- _THE REQUEST_: Every line that contains the word "index" should be copied.

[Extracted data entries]
* * * * *
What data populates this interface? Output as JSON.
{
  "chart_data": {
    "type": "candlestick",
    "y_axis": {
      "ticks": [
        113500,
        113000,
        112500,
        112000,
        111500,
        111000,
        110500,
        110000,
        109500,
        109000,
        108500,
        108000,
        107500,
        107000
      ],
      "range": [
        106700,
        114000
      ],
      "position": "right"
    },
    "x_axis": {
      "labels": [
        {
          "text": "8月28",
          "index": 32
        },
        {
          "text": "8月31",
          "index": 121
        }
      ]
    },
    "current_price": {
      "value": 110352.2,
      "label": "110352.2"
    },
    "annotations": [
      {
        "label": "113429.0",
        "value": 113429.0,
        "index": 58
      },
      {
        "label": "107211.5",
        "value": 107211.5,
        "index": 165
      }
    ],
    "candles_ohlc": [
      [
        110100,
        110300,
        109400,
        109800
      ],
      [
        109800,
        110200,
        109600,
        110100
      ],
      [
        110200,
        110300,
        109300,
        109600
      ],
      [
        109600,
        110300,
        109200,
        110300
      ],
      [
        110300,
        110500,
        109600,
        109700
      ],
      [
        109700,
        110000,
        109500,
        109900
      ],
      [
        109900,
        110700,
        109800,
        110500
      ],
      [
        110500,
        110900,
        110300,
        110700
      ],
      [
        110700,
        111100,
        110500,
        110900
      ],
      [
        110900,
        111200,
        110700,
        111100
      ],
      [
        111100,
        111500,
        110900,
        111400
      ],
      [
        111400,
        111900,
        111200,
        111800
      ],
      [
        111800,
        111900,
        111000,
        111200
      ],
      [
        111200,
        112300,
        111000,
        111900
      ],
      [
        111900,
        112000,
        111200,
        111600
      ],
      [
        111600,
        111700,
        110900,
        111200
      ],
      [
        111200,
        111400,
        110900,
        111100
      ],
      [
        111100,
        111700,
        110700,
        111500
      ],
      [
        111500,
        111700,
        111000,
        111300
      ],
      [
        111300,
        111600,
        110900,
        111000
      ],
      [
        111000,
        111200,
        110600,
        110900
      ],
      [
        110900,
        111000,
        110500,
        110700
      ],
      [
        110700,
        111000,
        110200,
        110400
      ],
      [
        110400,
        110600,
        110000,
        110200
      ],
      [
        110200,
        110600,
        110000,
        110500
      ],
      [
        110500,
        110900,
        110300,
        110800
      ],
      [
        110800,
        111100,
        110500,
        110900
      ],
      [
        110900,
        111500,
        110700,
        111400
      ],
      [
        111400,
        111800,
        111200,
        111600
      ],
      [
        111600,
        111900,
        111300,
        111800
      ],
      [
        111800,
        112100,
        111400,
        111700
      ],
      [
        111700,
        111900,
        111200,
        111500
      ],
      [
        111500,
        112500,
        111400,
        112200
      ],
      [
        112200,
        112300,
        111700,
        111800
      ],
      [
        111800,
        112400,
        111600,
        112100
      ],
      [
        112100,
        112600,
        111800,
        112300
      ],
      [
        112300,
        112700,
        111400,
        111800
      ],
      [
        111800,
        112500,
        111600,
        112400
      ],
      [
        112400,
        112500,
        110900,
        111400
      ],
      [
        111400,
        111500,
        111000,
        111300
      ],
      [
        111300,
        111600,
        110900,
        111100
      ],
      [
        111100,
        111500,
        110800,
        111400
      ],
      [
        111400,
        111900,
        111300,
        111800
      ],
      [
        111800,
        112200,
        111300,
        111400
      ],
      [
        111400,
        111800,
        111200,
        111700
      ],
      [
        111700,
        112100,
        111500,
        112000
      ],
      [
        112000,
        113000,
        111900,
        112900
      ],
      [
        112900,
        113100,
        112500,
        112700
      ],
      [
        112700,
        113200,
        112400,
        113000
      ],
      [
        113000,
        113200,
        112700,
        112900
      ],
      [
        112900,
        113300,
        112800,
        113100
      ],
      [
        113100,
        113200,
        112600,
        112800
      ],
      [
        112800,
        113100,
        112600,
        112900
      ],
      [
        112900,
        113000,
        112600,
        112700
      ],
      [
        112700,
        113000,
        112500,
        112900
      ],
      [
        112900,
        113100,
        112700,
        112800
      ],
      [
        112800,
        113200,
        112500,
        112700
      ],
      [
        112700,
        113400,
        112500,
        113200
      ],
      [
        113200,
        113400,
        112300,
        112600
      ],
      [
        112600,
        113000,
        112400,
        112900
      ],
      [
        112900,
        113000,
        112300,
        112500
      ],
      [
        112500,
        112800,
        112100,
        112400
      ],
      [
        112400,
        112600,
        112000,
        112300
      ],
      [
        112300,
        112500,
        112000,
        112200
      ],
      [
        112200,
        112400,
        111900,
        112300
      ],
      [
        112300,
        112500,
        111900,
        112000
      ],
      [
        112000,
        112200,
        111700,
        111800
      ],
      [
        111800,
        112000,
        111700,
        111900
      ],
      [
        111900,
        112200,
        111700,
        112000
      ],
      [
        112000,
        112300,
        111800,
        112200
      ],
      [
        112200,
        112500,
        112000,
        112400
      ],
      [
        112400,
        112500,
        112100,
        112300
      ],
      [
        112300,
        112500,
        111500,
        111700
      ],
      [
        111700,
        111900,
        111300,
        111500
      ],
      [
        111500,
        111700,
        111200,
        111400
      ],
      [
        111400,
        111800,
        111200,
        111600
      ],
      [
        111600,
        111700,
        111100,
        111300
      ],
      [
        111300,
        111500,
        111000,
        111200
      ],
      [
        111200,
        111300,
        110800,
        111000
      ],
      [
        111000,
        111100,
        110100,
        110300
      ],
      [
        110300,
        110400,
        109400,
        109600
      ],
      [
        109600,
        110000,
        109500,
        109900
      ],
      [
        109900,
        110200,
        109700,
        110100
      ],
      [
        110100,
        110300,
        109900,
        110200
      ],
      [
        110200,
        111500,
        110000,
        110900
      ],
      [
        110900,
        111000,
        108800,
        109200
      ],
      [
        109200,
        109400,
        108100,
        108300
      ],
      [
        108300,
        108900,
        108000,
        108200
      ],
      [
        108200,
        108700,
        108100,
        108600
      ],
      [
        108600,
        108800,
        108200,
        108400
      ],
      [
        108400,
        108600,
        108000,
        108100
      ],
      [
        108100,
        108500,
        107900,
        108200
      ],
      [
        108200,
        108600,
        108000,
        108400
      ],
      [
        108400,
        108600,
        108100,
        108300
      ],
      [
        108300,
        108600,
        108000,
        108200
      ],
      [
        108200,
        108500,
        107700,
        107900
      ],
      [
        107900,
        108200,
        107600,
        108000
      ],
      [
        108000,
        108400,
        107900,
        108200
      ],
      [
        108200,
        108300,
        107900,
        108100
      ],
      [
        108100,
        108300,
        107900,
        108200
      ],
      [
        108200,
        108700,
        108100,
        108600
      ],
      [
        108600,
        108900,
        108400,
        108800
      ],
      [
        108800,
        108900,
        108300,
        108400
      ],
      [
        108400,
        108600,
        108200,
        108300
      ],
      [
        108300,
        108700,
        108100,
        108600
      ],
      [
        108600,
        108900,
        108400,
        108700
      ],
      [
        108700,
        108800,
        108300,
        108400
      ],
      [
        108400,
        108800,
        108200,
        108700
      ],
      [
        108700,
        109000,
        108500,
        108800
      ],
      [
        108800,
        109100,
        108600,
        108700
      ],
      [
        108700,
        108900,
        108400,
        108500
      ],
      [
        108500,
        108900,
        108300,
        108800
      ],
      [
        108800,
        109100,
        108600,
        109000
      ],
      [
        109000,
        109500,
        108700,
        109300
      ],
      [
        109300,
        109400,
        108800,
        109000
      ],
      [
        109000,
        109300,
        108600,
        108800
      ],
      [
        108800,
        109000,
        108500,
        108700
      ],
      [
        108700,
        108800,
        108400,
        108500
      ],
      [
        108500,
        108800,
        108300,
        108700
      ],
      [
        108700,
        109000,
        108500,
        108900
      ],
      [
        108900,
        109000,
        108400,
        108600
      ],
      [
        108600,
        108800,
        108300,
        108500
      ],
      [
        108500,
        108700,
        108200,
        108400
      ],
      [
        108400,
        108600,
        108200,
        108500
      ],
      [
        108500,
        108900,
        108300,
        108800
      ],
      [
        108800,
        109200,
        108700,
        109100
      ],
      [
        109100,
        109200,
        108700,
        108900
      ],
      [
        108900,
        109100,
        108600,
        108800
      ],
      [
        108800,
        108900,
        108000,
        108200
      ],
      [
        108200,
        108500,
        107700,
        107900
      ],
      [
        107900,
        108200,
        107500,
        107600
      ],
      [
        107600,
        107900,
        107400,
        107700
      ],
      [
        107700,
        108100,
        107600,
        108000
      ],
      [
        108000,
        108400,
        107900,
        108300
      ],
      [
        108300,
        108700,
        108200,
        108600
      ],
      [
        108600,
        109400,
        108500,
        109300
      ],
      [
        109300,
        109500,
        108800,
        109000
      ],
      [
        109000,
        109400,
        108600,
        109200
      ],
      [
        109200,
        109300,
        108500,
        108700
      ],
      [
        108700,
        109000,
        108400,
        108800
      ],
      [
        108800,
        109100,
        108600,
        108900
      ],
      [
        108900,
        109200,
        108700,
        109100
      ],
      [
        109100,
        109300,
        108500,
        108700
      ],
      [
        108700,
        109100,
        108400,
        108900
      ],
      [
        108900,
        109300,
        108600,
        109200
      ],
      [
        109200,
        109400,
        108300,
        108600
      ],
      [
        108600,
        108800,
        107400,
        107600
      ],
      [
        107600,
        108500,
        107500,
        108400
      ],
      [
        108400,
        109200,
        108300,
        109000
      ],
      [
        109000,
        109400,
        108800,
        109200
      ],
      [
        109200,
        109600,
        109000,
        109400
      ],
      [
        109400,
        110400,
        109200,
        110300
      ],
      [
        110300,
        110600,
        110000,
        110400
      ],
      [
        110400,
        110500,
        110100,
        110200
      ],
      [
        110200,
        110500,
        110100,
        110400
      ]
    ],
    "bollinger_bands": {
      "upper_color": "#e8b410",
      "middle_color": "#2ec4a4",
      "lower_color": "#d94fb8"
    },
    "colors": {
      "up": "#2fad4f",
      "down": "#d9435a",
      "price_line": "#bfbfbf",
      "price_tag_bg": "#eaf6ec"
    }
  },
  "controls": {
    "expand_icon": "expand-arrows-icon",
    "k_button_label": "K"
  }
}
* * * * *
- _THE OUTPUT_:
          "index": 32
          "index": 121
        "index": 58
        "index": 165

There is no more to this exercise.